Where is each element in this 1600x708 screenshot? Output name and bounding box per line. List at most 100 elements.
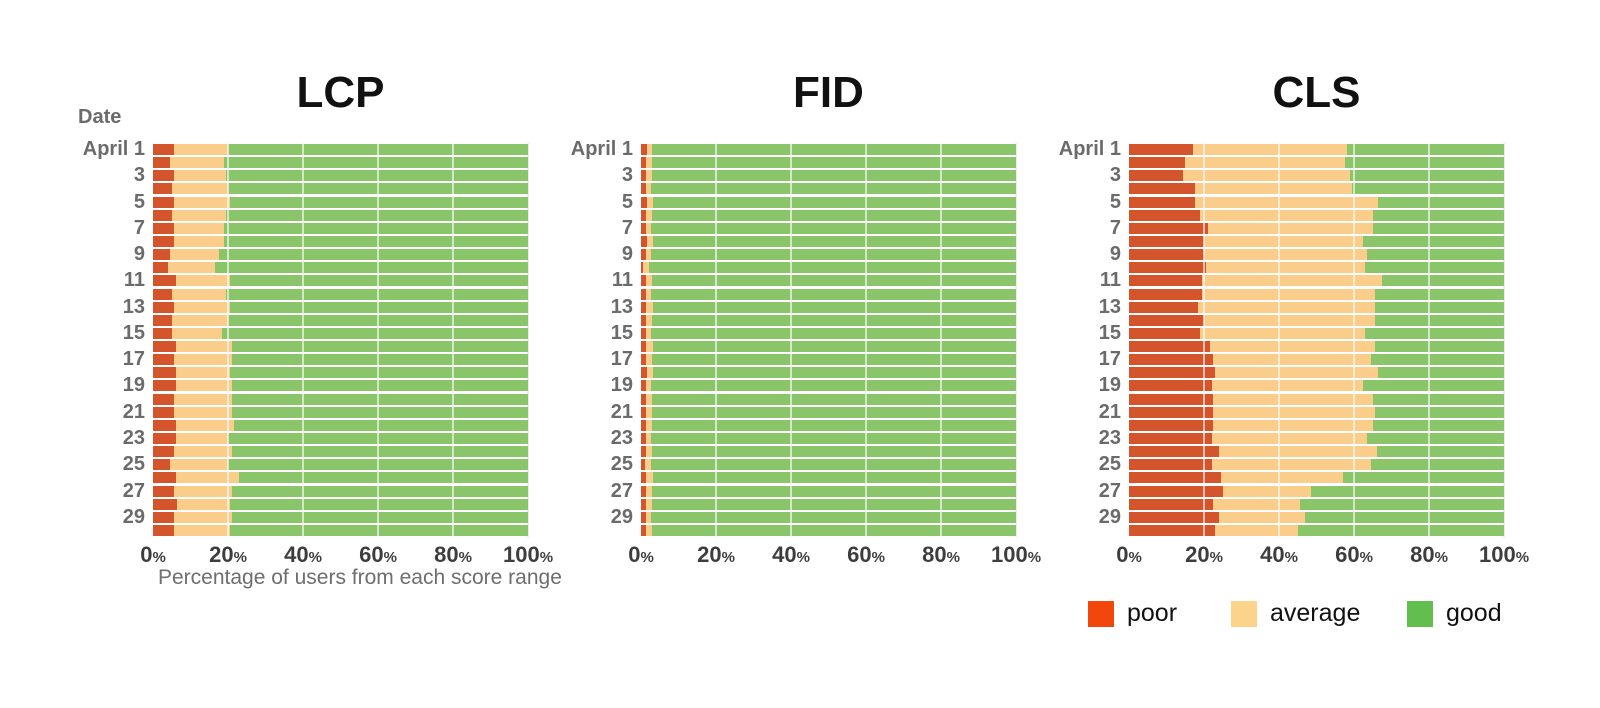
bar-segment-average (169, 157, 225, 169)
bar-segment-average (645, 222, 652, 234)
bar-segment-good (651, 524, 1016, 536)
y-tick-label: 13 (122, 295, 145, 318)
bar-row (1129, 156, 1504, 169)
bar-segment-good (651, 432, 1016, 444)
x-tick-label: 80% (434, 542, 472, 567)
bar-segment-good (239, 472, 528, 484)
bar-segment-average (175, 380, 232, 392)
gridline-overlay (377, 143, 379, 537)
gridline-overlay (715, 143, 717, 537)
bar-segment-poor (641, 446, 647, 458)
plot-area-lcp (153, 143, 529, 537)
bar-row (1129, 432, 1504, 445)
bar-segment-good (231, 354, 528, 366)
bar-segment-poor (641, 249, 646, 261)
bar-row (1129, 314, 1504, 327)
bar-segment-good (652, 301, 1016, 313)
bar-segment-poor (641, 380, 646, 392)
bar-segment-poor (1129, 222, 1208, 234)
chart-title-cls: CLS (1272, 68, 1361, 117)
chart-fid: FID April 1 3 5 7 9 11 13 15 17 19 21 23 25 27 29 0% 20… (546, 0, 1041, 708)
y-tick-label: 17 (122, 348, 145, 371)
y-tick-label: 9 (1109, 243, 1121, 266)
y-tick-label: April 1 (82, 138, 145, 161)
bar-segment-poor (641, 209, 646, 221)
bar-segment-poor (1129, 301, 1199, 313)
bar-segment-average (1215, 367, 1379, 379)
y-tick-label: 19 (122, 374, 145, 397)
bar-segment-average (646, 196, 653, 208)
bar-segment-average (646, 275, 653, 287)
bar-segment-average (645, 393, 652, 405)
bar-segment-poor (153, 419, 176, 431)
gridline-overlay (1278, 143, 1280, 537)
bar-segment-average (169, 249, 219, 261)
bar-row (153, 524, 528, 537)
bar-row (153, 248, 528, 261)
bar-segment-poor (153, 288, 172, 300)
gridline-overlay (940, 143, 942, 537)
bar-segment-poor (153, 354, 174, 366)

━━━━━━━━

# [WORK TO BE COMPLETED]
Repeat the lines of the data verbatim, from the line containing "bar-segment-average (169, 157, 225, 169)" through the line containing "bar-segment-good (652, 301, 1016, 313)".

# [RESPONSE BELOW]
bar-segment-average (169, 157, 225, 169)
bar-segment-average (645, 222, 652, 234)
bar-segment-good (651, 524, 1016, 536)
y-tick-label: 13 (122, 295, 145, 318)
bar-row (1129, 156, 1504, 169)
bar-segment-good (651, 432, 1016, 444)
x-tick-label: 80% (434, 542, 472, 567)
bar-segment-good (239, 472, 528, 484)
bar-segment-average (175, 380, 232, 392)
gridline-overlay (377, 143, 379, 537)
gridline-overlay (715, 143, 717, 537)
bar-segment-poor (641, 446, 647, 458)
plot-area-lcp (153, 143, 529, 537)
bar-row (1129, 432, 1504, 445)
bar-segment-good (231, 354, 528, 366)
bar-segment-poor (641, 249, 646, 261)
bar-row (1129, 314, 1504, 327)
bar-segment-good (652, 301, 1016, 313)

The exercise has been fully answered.